Images do not belong in the copy. Retype all the entries below exactly.

Task data:

________________________

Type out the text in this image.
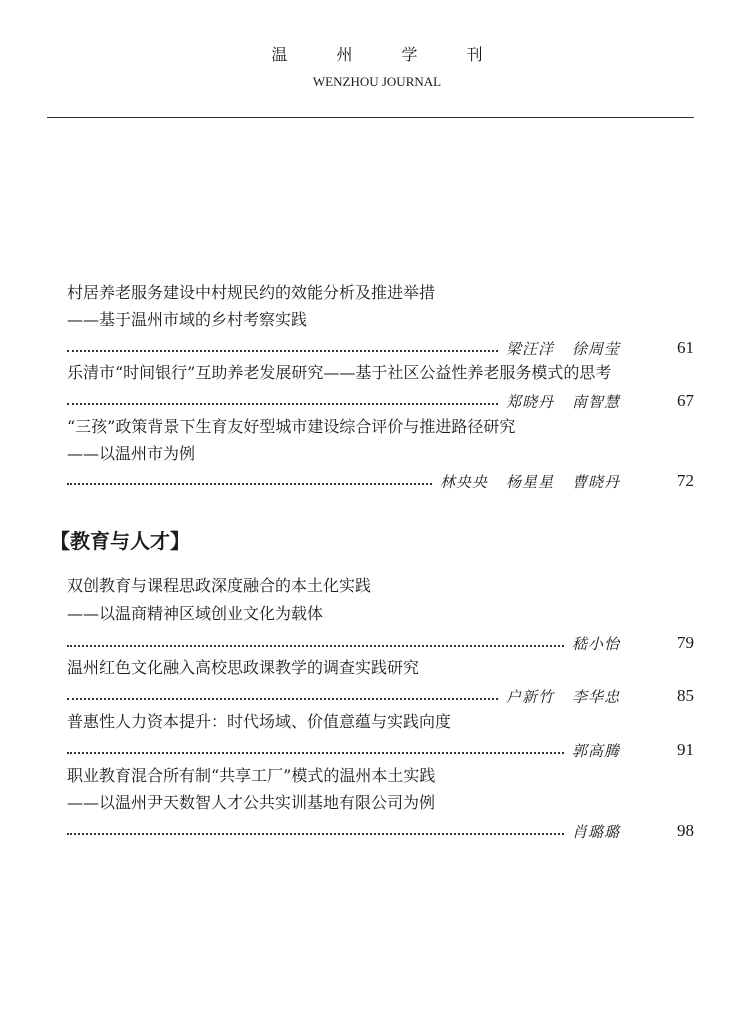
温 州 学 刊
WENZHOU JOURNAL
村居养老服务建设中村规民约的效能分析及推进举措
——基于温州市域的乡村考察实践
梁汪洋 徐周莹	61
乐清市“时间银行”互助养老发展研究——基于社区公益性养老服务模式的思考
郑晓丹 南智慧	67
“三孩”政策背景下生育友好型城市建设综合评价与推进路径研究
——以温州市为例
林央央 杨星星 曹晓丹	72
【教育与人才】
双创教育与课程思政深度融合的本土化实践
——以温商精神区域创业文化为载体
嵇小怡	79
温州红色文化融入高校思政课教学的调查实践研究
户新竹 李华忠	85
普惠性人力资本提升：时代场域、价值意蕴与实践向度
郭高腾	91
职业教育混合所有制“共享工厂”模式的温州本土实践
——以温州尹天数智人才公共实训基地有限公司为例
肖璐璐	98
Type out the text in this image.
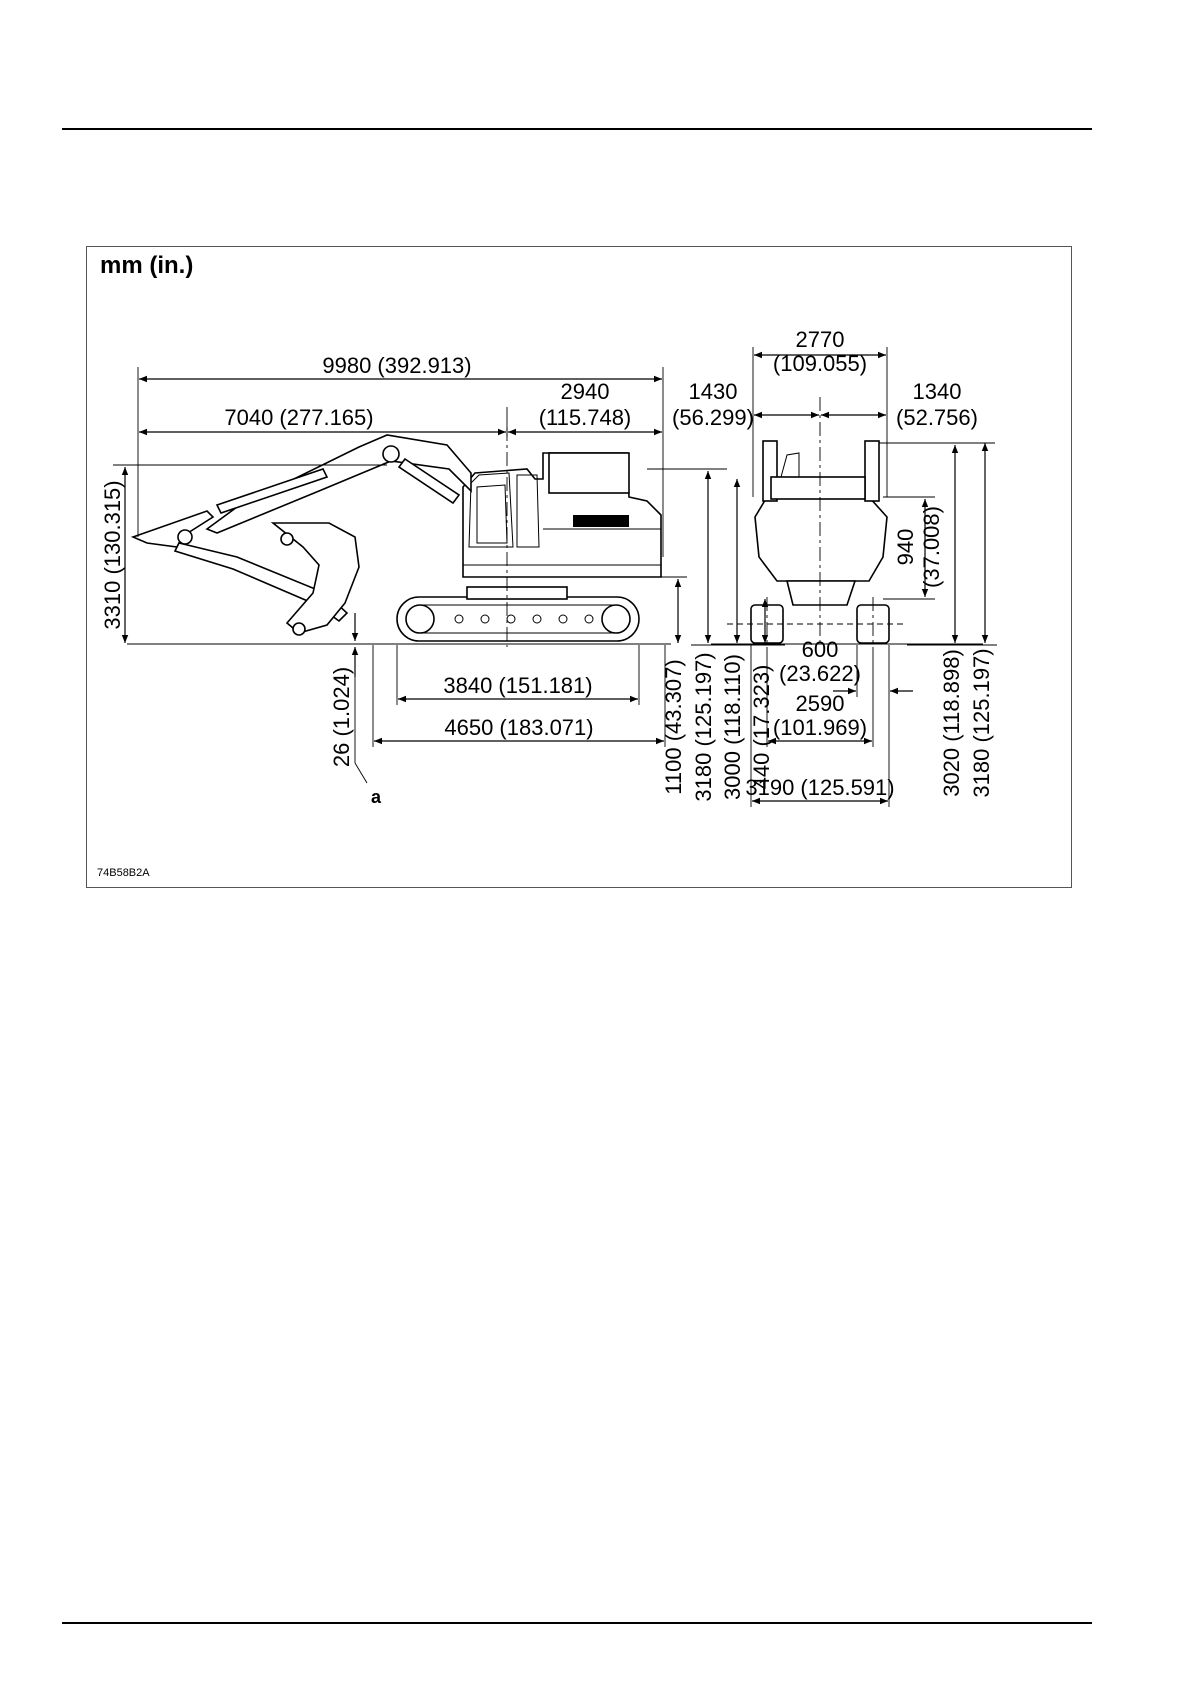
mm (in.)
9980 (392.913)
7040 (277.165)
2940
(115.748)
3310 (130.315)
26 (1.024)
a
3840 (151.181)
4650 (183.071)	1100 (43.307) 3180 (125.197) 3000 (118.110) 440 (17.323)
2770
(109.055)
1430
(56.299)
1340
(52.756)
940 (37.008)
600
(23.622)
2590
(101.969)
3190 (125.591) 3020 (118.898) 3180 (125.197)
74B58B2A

________________________

Response to this exercise:
Type out the text in this image.
温 州 学 刊
WENZHOU JOURNAL
村居养老服务建设中村规民约的效能分析及推进举措
——基于温州市域的乡村考察实践
梁汪洋 徐周莹	61
乐清市“时间银行”互助养老发展研究——基于社区公益性养老服务模式的思考
郑晓丹 南智慧	67
“三孩”政策背景下生育友好型城市建设综合评价与推进路径研究
——以温州市为例
林央央 杨星星 曹晓丹	72
【教育与人才】
双创教育与课程思政深度融合的本土化实践
——以温商精神区域创业文化为载体
嵇小怡	79
温州红色文化融入高校思政课教学的调查实践研究
户新竹 李华忠	85
普惠性人力资本提升：时代场域、价值意蕴与实践向度
郭高腾	91
职业教育混合所有制“共享工厂”模式的温州本土实践
——以温州尹天数智人才公共实训基地有限公司为例
肖璐璐	98
Type out the text in this image.
mm (in.)
9980 (392.913)
7040 (277.165)
2940
(115.748)
3310 (130.315)
26 (1.024)
a
3840 (151.181)
4650 (183.071)	1100 (43.307) 3180 (125.197) 3000 (118.110) 440 (17.323)
2770
(109.055)
1430
(56.299)
1340
(52.756)
940 (37.008)
600
(23.622)
2590
(101.969)
3190 (125.591) 3020 (118.898) 3180 (125.197)
74B58B2A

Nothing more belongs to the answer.